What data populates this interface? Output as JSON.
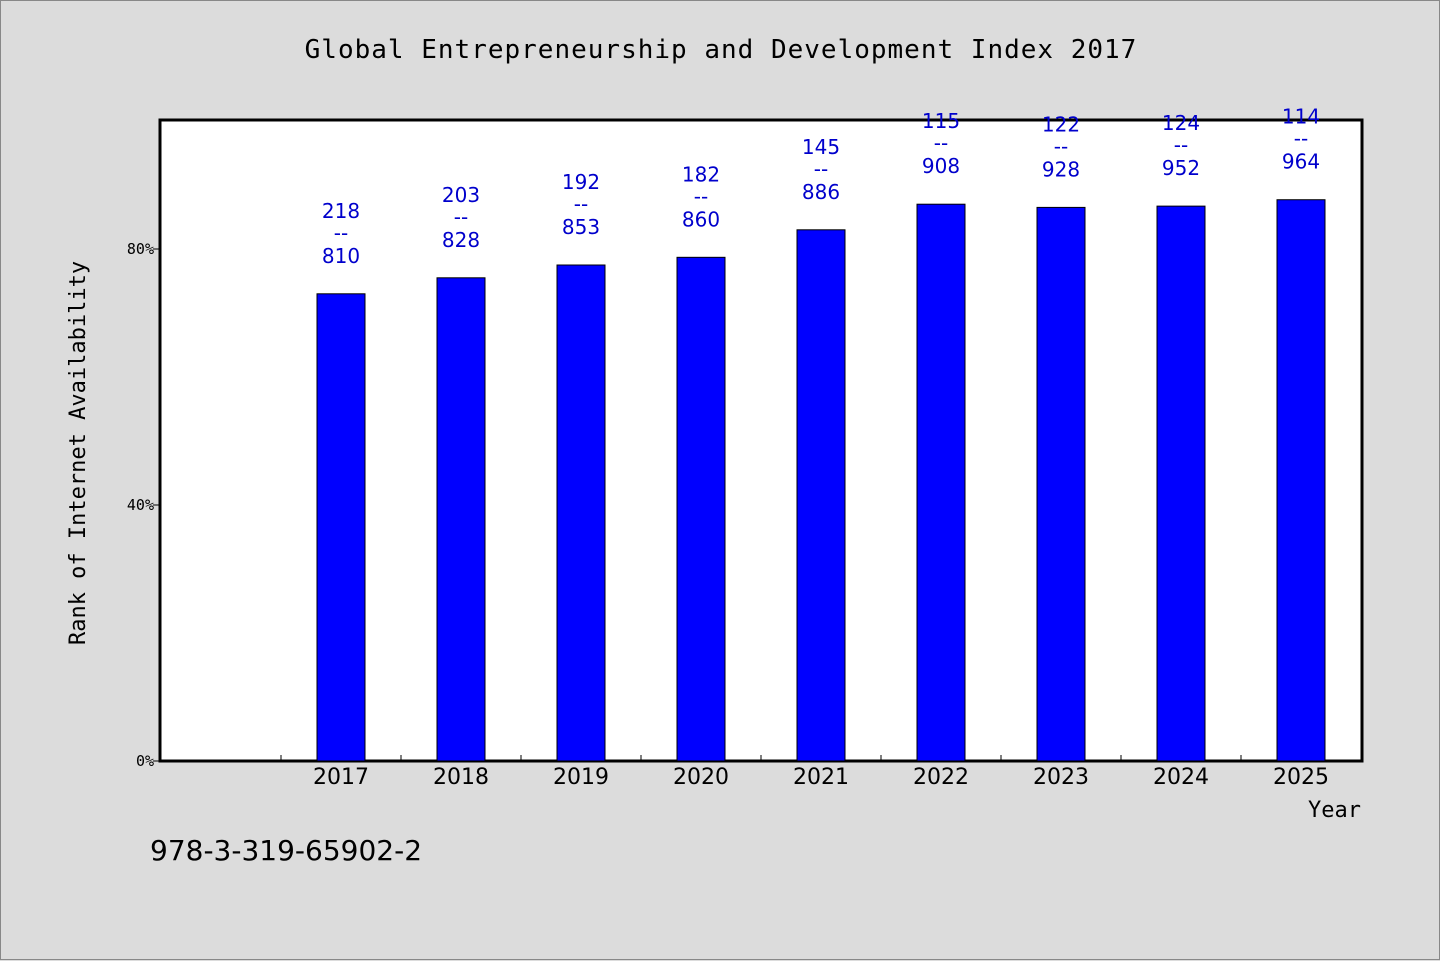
{
  "chart_data": {
    "type": "bar",
    "title": "Global Entrepreneurship and Development Index 2017",
    "xlabel": "Year",
    "ylabel": "Rank of Internet Availability",
    "categories": [
      "2017",
      "2018",
      "2019",
      "2020",
      "2021",
      "2022",
      "2023",
      "2024",
      "2025"
    ],
    "values": [
      73,
      75.5,
      77.5,
      78.7,
      83,
      87,
      86.5,
      86.7,
      87.7
    ],
    "data_labels": [
      {
        "top": "218",
        "sep": "--",
        "bottom": "810"
      },
      {
        "top": "203",
        "sep": "--",
        "bottom": "828"
      },
      {
        "top": "192",
        "sep": "--",
        "bottom": "853"
      },
      {
        "top": "182",
        "sep": "--",
        "bottom": "860"
      },
      {
        "top": "145",
        "sep": "--",
        "bottom": "886"
      },
      {
        "top": "115",
        "sep": "--",
        "bottom": "908"
      },
      {
        "top": "122",
        "sep": "--",
        "bottom": "928"
      },
      {
        "top": "124",
        "sep": "--",
        "bottom": "952"
      },
      {
        "top": "114",
        "sep": "--",
        "bottom": "964"
      }
    ],
    "ylim": [
      0,
      100
    ],
    "yticks": [
      {
        "value": 0,
        "label": "0%"
      },
      {
        "value": 40,
        "label": "40%"
      },
      {
        "value": 80,
        "label": "80%"
      }
    ],
    "grid": false,
    "bar_color": "#0000ff",
    "label_color": "#0000cc"
  },
  "footer": {
    "isbn": "978-3-319-65902-2"
  }
}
════════════════
[Task statement] How many of the lines above hold "bottom"? Answer with only the number.

[Solution below] 9